begin SUPPLIED RECORDS

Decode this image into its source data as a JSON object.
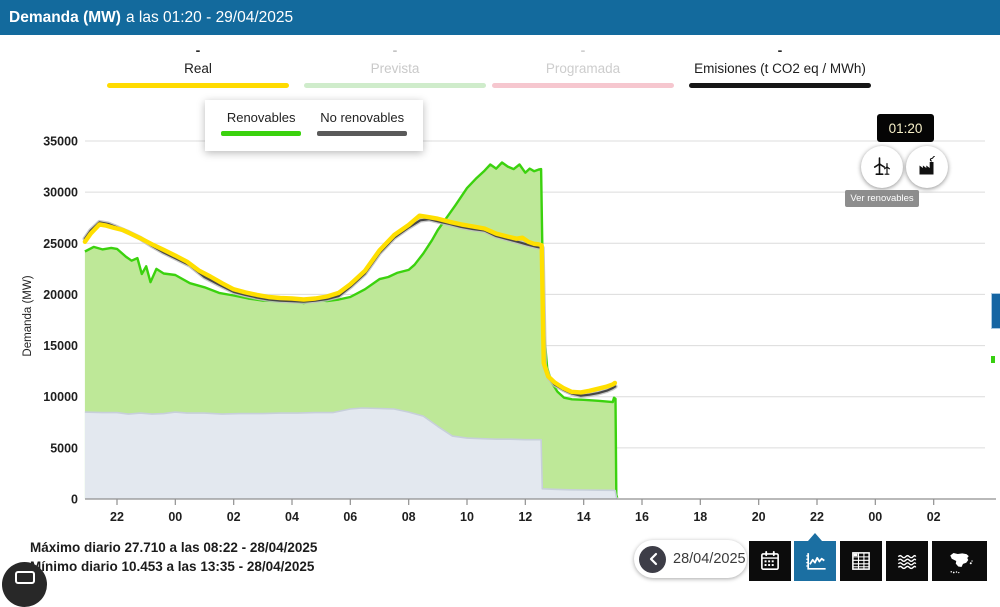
{
  "header": {
    "title_bold": "Demanda (MW)",
    "title_rest": "a las 01:20 - 29/04/2025"
  },
  "legend": {
    "items": [
      {
        "label": "Real",
        "value_dash": "-",
        "bar_color": "#ffdb00",
        "label_color": "#1d1d1d",
        "dash_color": "#2a2a2a",
        "active": true
      },
      {
        "label": "Prevista",
        "value_dash": "-",
        "bar_color": "#cfeccb",
        "label_color": "#c9c9c9",
        "dash_color": "#c4c4c4",
        "active": false
      },
      {
        "label": "Programada",
        "value_dash": "-",
        "bar_color": "#f6c7cf",
        "label_color": "#cdcdcd",
        "dash_color": "#cfcfcf",
        "active": false
      },
      {
        "label": "Emisiones (t CO2 eq / MWh)",
        "value_dash": "-",
        "bar_color": "#161616",
        "label_color": "#1d1d1d",
        "dash_color": "#2a2a2a",
        "active": true
      }
    ]
  },
  "renewables_toggle": {
    "items": [
      {
        "label": "Renovables",
        "bar_color": "#3bd20e"
      },
      {
        "label": "No renovables",
        "bar_color": "#5a5a5a"
      }
    ]
  },
  "time_tooltip": "01:20",
  "ver_renovables_tooltip": "Ver renovables",
  "footer": {
    "max_line": "Máximo diario 27.710 a las 08:22 - 28/04/2025",
    "min_line": "Mínimo diario 10.453 a las 13:35 - 28/04/2025"
  },
  "date_nav": {
    "date": "28/04/2025"
  },
  "chart_data": {
    "type": "line+area",
    "title": "Demanda (MW) a las 01:20 - 29/04/2025",
    "ylabel": "Demanda (MW)",
    "ylim": [
      0,
      35000
    ],
    "grid": "horizontal",
    "y_ticks": [
      0,
      5000,
      10000,
      15000,
      20000,
      25000,
      30000,
      35000
    ],
    "x_ticks": [
      {
        "t": 22,
        "label": "22"
      },
      {
        "t": 24,
        "label": "00"
      },
      {
        "t": 26,
        "label": "02"
      },
      {
        "t": 28,
        "label": "04"
      },
      {
        "t": 30,
        "label": "06"
      },
      {
        "t": 32,
        "label": "08"
      },
      {
        "t": 34,
        "label": "10"
      },
      {
        "t": 36,
        "label": "12"
      },
      {
        "t": 38,
        "label": "14"
      },
      {
        "t": 40,
        "label": "16"
      },
      {
        "t": 42,
        "label": "18"
      },
      {
        "t": 44,
        "label": "20"
      },
      {
        "t": 46,
        "label": "22"
      },
      {
        "t": 48,
        "label": "00"
      },
      {
        "t": 50,
        "label": "02"
      }
    ],
    "x_note": "t = decimal hours from 00:00 of 27/04; 36 = 12:00 on 28/04; blackout drop at 12:33",
    "series": [
      {
        "id": "renovables",
        "name": "Renovables",
        "kind": "area",
        "fill": "#bee898",
        "stroke": "#3bd20e",
        "stroke_width": 2.4,
        "points": [
          [
            20.9,
            24200
          ],
          [
            21.2,
            24650
          ],
          [
            21.5,
            24400
          ],
          [
            21.8,
            24550
          ],
          [
            22.0,
            24450
          ],
          [
            22.3,
            23700
          ],
          [
            22.5,
            23300
          ],
          [
            22.7,
            23550
          ],
          [
            22.85,
            22000
          ],
          [
            23.0,
            22750
          ],
          [
            23.15,
            21200
          ],
          [
            23.35,
            22500
          ],
          [
            23.6,
            22050
          ],
          [
            24.0,
            21900
          ],
          [
            24.5,
            21100
          ],
          [
            25.0,
            20700
          ],
          [
            25.5,
            20150
          ],
          [
            26.0,
            19900
          ],
          [
            26.5,
            19600
          ],
          [
            27.0,
            19400
          ],
          [
            27.5,
            19350
          ],
          [
            28.0,
            19400
          ],
          [
            28.4,
            19150
          ],
          [
            28.8,
            19500
          ],
          [
            29.2,
            19350
          ],
          [
            29.6,
            19500
          ],
          [
            30.0,
            19750
          ],
          [
            30.5,
            20500
          ],
          [
            31.0,
            21500
          ],
          [
            31.3,
            21700
          ],
          [
            31.6,
            22100
          ],
          [
            32.0,
            22400
          ],
          [
            32.2,
            22900
          ],
          [
            32.5,
            24000
          ],
          [
            32.8,
            25300
          ],
          [
            33.0,
            26300
          ],
          [
            33.3,
            27500
          ],
          [
            33.6,
            28700
          ],
          [
            34.0,
            30400
          ],
          [
            34.3,
            31300
          ],
          [
            34.6,
            32100
          ],
          [
            34.8,
            32700
          ],
          [
            35.0,
            32300
          ],
          [
            35.2,
            32900
          ],
          [
            35.4,
            32500
          ],
          [
            35.6,
            32250
          ],
          [
            35.8,
            32700
          ],
          [
            36.0,
            31900
          ],
          [
            36.15,
            32300
          ],
          [
            36.3,
            32050
          ],
          [
            36.45,
            32200
          ],
          [
            36.54,
            32250
          ],
          [
            36.58,
            24800
          ],
          [
            36.65,
            16000
          ],
          [
            36.75,
            12800
          ],
          [
            36.9,
            11400
          ],
          [
            37.1,
            10500
          ],
          [
            37.33,
            9900
          ],
          [
            37.6,
            9750
          ],
          [
            38.0,
            9700
          ],
          [
            38.5,
            9600
          ],
          [
            38.9,
            9500
          ],
          [
            39.0,
            9480
          ],
          [
            39.04,
            9900
          ],
          [
            39.09,
            9800
          ],
          [
            39.12,
            400
          ],
          [
            39.15,
            100
          ]
        ]
      },
      {
        "id": "no-renovables",
        "name": "No renovables",
        "kind": "area",
        "fill": "#e3e8ef",
        "stroke": "#c7cfda",
        "stroke_width": 1.6,
        "points": [
          [
            20.9,
            8500
          ],
          [
            21.5,
            8450
          ],
          [
            22.0,
            8450
          ],
          [
            22.4,
            8300
          ],
          [
            22.8,
            8400
          ],
          [
            23.2,
            8300
          ],
          [
            23.6,
            8350
          ],
          [
            24.0,
            8500
          ],
          [
            24.4,
            8400
          ],
          [
            25.0,
            8400
          ],
          [
            25.6,
            8300
          ],
          [
            26.2,
            8350
          ],
          [
            27.0,
            8350
          ],
          [
            27.6,
            8400
          ],
          [
            28.2,
            8400
          ],
          [
            28.8,
            8450
          ],
          [
            29.4,
            8450
          ],
          [
            30.0,
            8800
          ],
          [
            30.4,
            8900
          ],
          [
            31.0,
            8850
          ],
          [
            31.5,
            8800
          ],
          [
            32.0,
            8500
          ],
          [
            32.5,
            8100
          ],
          [
            33.0,
            7100
          ],
          [
            33.5,
            6150
          ],
          [
            34.0,
            5950
          ],
          [
            34.5,
            5900
          ],
          [
            35.0,
            5850
          ],
          [
            35.5,
            5850
          ],
          [
            36.0,
            5800
          ],
          [
            36.3,
            5800
          ],
          [
            36.54,
            5800
          ],
          [
            36.58,
            1000
          ],
          [
            37.0,
            950
          ],
          [
            37.5,
            900
          ],
          [
            38.0,
            880
          ],
          [
            38.5,
            860
          ],
          [
            39.0,
            850
          ],
          [
            39.08,
            830
          ],
          [
            39.12,
            200
          ],
          [
            39.15,
            50
          ]
        ]
      },
      {
        "id": "emisiones",
        "name": "Emisiones (t CO2 eq / MWh)",
        "kind": "line",
        "stroke": "#474747",
        "halo": "#bfbfbf",
        "stroke_width": 2.2,
        "points": [
          [
            20.9,
            25450
          ],
          [
            21.1,
            26250
          ],
          [
            21.4,
            27050
          ],
          [
            21.7,
            26900
          ],
          [
            22.0,
            26550
          ],
          [
            22.4,
            26050
          ],
          [
            22.8,
            25500
          ],
          [
            23.2,
            24750
          ],
          [
            23.6,
            24100
          ],
          [
            24.0,
            23550
          ],
          [
            24.5,
            22850
          ],
          [
            25.0,
            21700
          ],
          [
            25.5,
            20950
          ],
          [
            26.0,
            20250
          ],
          [
            26.4,
            19950
          ],
          [
            26.8,
            19700
          ],
          [
            27.2,
            19500
          ],
          [
            27.6,
            19400
          ],
          [
            28.0,
            19350
          ],
          [
            28.4,
            19300
          ],
          [
            28.8,
            19400
          ],
          [
            29.2,
            19550
          ],
          [
            29.6,
            19850
          ],
          [
            30.0,
            20750
          ],
          [
            30.5,
            22050
          ],
          [
            31.0,
            24050
          ],
          [
            31.5,
            25550
          ],
          [
            32.0,
            26550
          ],
          [
            32.4,
            27250
          ],
          [
            32.7,
            27350
          ],
          [
            33.0,
            27150
          ],
          [
            33.4,
            26900
          ],
          [
            33.8,
            26600
          ],
          [
            34.2,
            26400
          ],
          [
            34.6,
            26250
          ],
          [
            35.0,
            25700
          ],
          [
            35.4,
            25400
          ],
          [
            35.8,
            25100
          ],
          [
            36.1,
            24850
          ],
          [
            36.4,
            24650
          ],
          [
            36.58,
            24550
          ],
          [
            36.66,
            13000
          ],
          [
            36.8,
            11900
          ],
          [
            37.0,
            11200
          ],
          [
            37.3,
            10700
          ],
          [
            37.6,
            10300
          ],
          [
            37.9,
            10100
          ],
          [
            38.2,
            10200
          ],
          [
            38.5,
            10350
          ],
          [
            38.8,
            10600
          ],
          [
            39.0,
            10850
          ],
          [
            39.08,
            11000
          ]
        ]
      },
      {
        "id": "real",
        "name": "Real",
        "kind": "line",
        "stroke": "#ffdf00",
        "stroke_width": 4.4,
        "points": [
          [
            20.9,
            25150
          ],
          [
            21.1,
            25950
          ],
          [
            21.4,
            26850
          ],
          [
            21.6,
            26750
          ],
          [
            21.9,
            26500
          ],
          [
            22.2,
            26300
          ],
          [
            22.5,
            25900
          ],
          [
            22.8,
            25500
          ],
          [
            23.2,
            24900
          ],
          [
            23.6,
            24350
          ],
          [
            24.0,
            23800
          ],
          [
            24.4,
            23200
          ],
          [
            24.8,
            22350
          ],
          [
            25.2,
            21750
          ],
          [
            25.6,
            21100
          ],
          [
            26.0,
            20500
          ],
          [
            26.4,
            20200
          ],
          [
            26.8,
            19950
          ],
          [
            27.2,
            19750
          ],
          [
            27.6,
            19650
          ],
          [
            28.0,
            19600
          ],
          [
            28.4,
            19500
          ],
          [
            28.8,
            19600
          ],
          [
            29.2,
            19800
          ],
          [
            29.6,
            20150
          ],
          [
            30.0,
            21000
          ],
          [
            30.5,
            22300
          ],
          [
            31.0,
            24300
          ],
          [
            31.5,
            25800
          ],
          [
            32.0,
            26800
          ],
          [
            32.37,
            27700
          ],
          [
            32.7,
            27550
          ],
          [
            33.0,
            27400
          ],
          [
            33.4,
            27100
          ],
          [
            33.8,
            26850
          ],
          [
            34.2,
            26650
          ],
          [
            34.6,
            26450
          ],
          [
            35.0,
            25950
          ],
          [
            35.4,
            25650
          ],
          [
            35.7,
            25450
          ],
          [
            35.9,
            25550
          ],
          [
            36.1,
            25150
          ],
          [
            36.3,
            24950
          ],
          [
            36.45,
            24900
          ],
          [
            36.56,
            24800
          ],
          [
            36.63,
            13300
          ],
          [
            36.78,
            12000
          ],
          [
            37.0,
            11400
          ],
          [
            37.3,
            10850
          ],
          [
            37.58,
            10480
          ],
          [
            37.9,
            10420
          ],
          [
            38.2,
            10580
          ],
          [
            38.5,
            10780
          ],
          [
            38.8,
            11000
          ],
          [
            39.0,
            11200
          ],
          [
            39.07,
            11350
          ]
        ]
      }
    ]
  }
}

end SUPPLIED RECORDS

● GIVEN REQUEST:
From the entries above, copy every line that holds the word "Demanda".

● WORKED SOLUTION:
    "title_bold": "Demanda (MW)",
    "title": "Demanda (MW) a las 01:20 - 29/04/2025",
    "ylabel": "Demanda (MW)",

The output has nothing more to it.